# Task details:
For every record that follows, transcribe the text exactly and leave any image out.

# Extracted records:

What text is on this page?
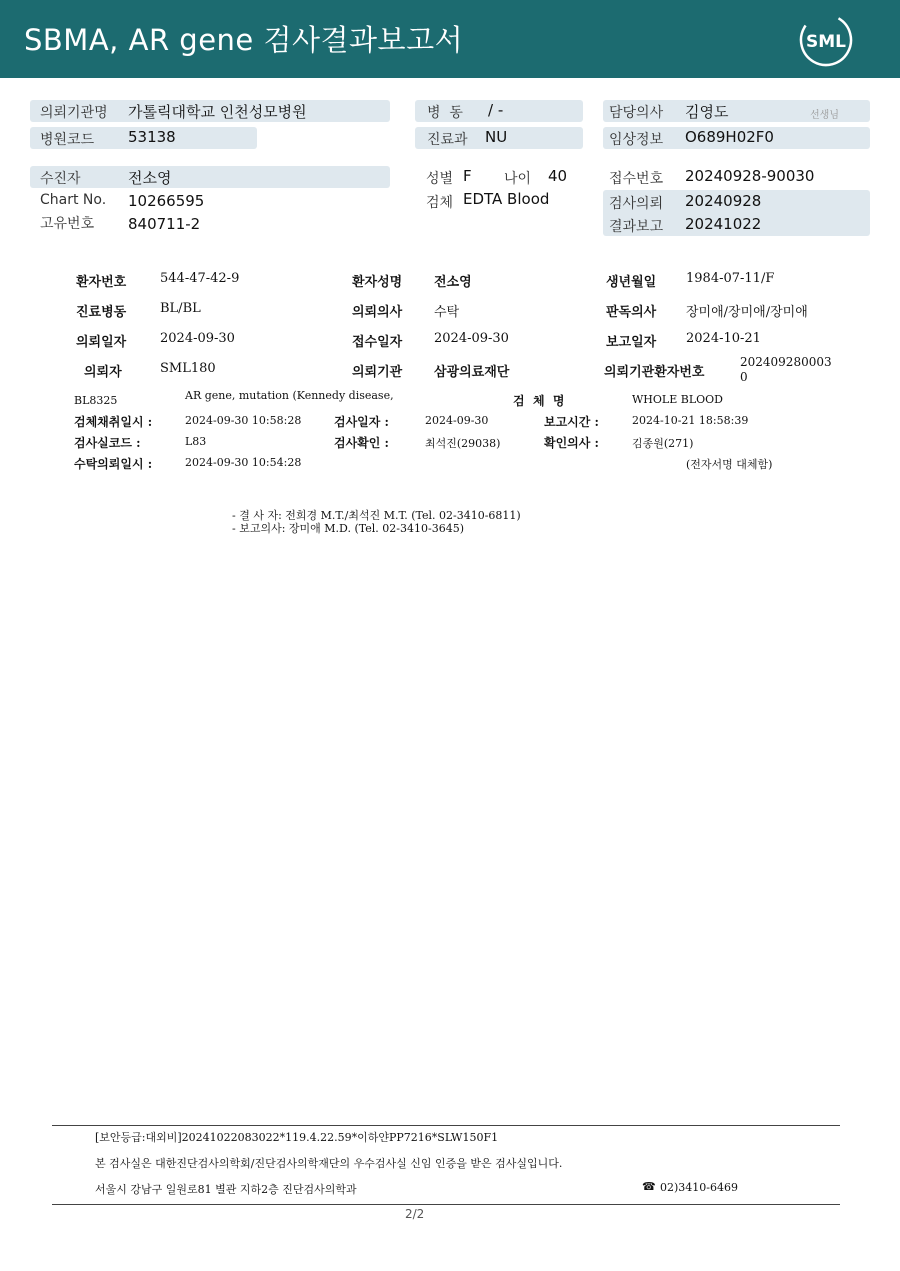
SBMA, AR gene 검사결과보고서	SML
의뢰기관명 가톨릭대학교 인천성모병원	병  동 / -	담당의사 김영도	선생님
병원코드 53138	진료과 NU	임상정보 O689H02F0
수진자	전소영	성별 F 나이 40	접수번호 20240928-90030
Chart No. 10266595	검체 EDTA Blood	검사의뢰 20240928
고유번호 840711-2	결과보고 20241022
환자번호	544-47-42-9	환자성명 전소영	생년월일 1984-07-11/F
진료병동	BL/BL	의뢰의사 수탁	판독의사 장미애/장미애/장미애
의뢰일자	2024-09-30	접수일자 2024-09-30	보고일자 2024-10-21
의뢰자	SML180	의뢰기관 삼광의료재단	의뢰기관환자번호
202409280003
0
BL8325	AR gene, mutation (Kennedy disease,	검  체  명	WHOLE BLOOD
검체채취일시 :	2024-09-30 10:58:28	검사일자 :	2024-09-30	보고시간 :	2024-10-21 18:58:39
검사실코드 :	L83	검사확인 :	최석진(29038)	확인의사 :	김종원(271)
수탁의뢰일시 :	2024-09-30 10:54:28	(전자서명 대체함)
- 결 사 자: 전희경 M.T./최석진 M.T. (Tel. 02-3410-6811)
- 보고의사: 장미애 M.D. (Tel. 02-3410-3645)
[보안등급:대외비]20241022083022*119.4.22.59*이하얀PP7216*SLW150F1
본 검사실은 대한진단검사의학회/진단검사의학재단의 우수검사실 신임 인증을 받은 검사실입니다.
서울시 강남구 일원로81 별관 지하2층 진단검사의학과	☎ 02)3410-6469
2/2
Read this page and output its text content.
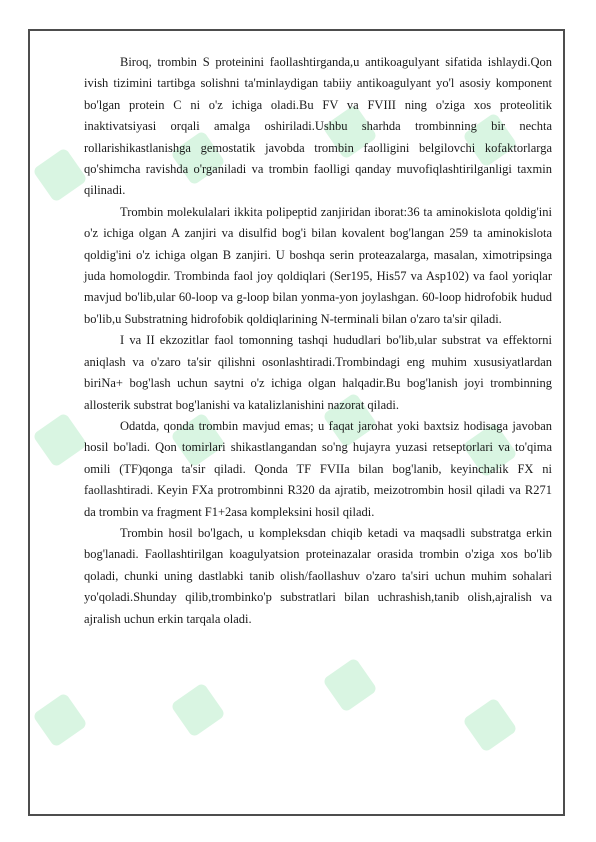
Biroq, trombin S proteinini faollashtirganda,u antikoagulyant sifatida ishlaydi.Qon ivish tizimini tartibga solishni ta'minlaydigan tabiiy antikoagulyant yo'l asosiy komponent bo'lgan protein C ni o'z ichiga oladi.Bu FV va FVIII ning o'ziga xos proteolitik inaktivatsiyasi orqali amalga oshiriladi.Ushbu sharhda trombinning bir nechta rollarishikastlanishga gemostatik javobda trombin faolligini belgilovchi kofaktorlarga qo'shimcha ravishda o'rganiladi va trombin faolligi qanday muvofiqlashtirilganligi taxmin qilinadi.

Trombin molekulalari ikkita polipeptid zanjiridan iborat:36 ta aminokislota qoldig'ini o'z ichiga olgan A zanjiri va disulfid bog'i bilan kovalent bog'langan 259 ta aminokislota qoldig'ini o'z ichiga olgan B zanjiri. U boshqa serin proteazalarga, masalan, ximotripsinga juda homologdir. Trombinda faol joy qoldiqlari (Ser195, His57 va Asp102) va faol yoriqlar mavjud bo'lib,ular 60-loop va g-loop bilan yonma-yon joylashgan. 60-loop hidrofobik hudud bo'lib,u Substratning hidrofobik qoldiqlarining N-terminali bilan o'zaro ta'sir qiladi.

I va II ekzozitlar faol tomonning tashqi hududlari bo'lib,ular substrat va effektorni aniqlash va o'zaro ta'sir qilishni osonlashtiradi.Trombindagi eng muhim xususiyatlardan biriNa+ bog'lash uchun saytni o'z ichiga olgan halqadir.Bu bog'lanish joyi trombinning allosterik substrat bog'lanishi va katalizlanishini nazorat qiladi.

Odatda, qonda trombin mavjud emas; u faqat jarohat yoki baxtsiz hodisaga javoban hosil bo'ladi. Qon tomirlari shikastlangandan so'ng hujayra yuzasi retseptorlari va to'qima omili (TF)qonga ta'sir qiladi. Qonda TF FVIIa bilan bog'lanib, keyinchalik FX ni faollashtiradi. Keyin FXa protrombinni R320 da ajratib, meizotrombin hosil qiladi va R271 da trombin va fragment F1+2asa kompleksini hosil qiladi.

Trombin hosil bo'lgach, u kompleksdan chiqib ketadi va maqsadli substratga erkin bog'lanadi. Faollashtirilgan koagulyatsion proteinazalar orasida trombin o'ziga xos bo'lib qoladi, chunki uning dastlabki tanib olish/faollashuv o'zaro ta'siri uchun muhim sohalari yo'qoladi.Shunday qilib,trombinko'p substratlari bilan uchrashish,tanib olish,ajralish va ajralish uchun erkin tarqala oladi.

# Written solution:
What text is on this page?
SBMA, AR gene 검사결과보고서	SML
의뢰기관명 가톨릭대학교 인천성모병원	병  동 / -	담당의사 김영도	선생님
병원코드 53138	진료과 NU	임상정보 O689H02F0
수진자	전소영	성별 F 나이 40	접수번호 20240928-90030
Chart No. 10266595	검체 EDTA Blood	검사의뢰 20240928
고유번호 840711-2	결과보고 20241022
환자번호	544-47-42-9	환자성명 전소영	생년월일 1984-07-11/F
진료병동	BL/BL	의뢰의사 수탁	판독의사 장미애/장미애/장미애
의뢰일자	2024-09-30	접수일자 2024-09-30	보고일자 2024-10-21
의뢰자	SML180	의뢰기관 삼광의료재단	의뢰기관환자번호
202409280003
0
BL8325	AR gene, mutation (Kennedy disease,	검  체  명	WHOLE BLOOD
검체채취일시 :	2024-09-30 10:58:28	검사일자 :	2024-09-30	보고시간 :	2024-10-21 18:58:39
검사실코드 :	L83	검사확인 :	최석진(29038)	확인의사 :	김종원(271)
수탁의뢰일시 :	2024-09-30 10:54:28	(전자서명 대체함)
- 결 사 자: 전희경 M.T./최석진 M.T. (Tel. 02-3410-6811)
- 보고의사: 장미애 M.D. (Tel. 02-3410-3645)
[보안등급:대외비]20241022083022*119.4.22.59*이하얀PP7216*SLW150F1
본 검사실은 대한진단검사의학회/진단검사의학재단의 우수검사실 신임 인증을 받은 검사실입니다.
서울시 강남구 일원로81 별관 지하2층 진단검사의학과	☎ 02)3410-6469
2/2
Read this page and output its text content.
Biroq, trombin S proteinini faollashtirganda,u antikoagulyant sifatida ishlaydi.Qon ivish tizimini tartibga solishni ta'minlaydigan tabiiy antikoagulyant yo'l asosiy komponent bo'lgan protein C ni o'z ichiga oladi.Bu FV va FVIII ning o'ziga xos proteolitik inaktivatsiyasi orqali amalga oshiriladi.Ushbu sharhda trombinning bir nechta rollarishikastlanishga gemostatik javobda trombin faolligini belgilovchi kofaktorlarga qo'shimcha ravishda o'rganiladi va trombin faolligi qanday muvofiqlashtirilganligi taxmin qilinadi.

Trombin molekulalari ikkita polipeptid zanjiridan iborat:36 ta aminokislota qoldig'ini o'z ichiga olgan A zanjiri va disulfid bog'i bilan kovalent bog'langan 259 ta aminokislota qoldig'ini o'z ichiga olgan B zanjiri. U boshqa serin proteazalarga, masalan, ximotripsinga juda homologdir. Trombinda faol joy qoldiqlari (Ser195, His57 va Asp102) va faol yoriqlar mavjud bo'lib,ular 60-loop va g-loop bilan yonma-yon joylashgan. 60-loop hidrofobik hudud bo'lib,u Substratning hidrofobik qoldiqlarining N-terminali bilan o'zaro ta'sir qiladi.

I va II ekzozitlar faol tomonning tashqi hududlari bo'lib,ular substrat va effektorni aniqlash va o'zaro ta'sir qilishni osonlashtiradi.Trombindagi eng muhim xususiyatlardan biriNa+ bog'lash uchun saytni o'z ichiga olgan halqadir.Bu bog'lanish joyi trombinning allosterik substrat bog'lanishi va katalizlanishini nazorat qiladi.

Odatda, qonda trombin mavjud emas; u faqat jarohat yoki baxtsiz hodisaga javoban hosil bo'ladi. Qon tomirlari shikastlangandan so'ng hujayra yuzasi retseptorlari va to'qima omili (TF)qonga ta'sir qiladi. Qonda TF FVIIa bilan bog'lanib, keyinchalik FX ni faollashtiradi. Keyin FXa protrombinni R320 da ajratib, meizotrombin hosil qiladi va R271 da trombin va fragment F1+2asa kompleksini hosil qiladi.

Trombin hosil bo'lgach, u kompleksdan chiqib ketadi va maqsadli substratga erkin bog'lanadi. Faollashtirilgan koagulyatsion proteinazalar orasida trombin o'ziga xos bo'lib qoladi, chunki uning dastlabki tanib olish/faollashuv o'zaro ta'siri uchun muhim sohalari yo'qoladi.Shunday qilib,trombinko'p substratlari bilan uchrashish,tanib olish,ajralish va ajralish uchun erkin tarqala oladi.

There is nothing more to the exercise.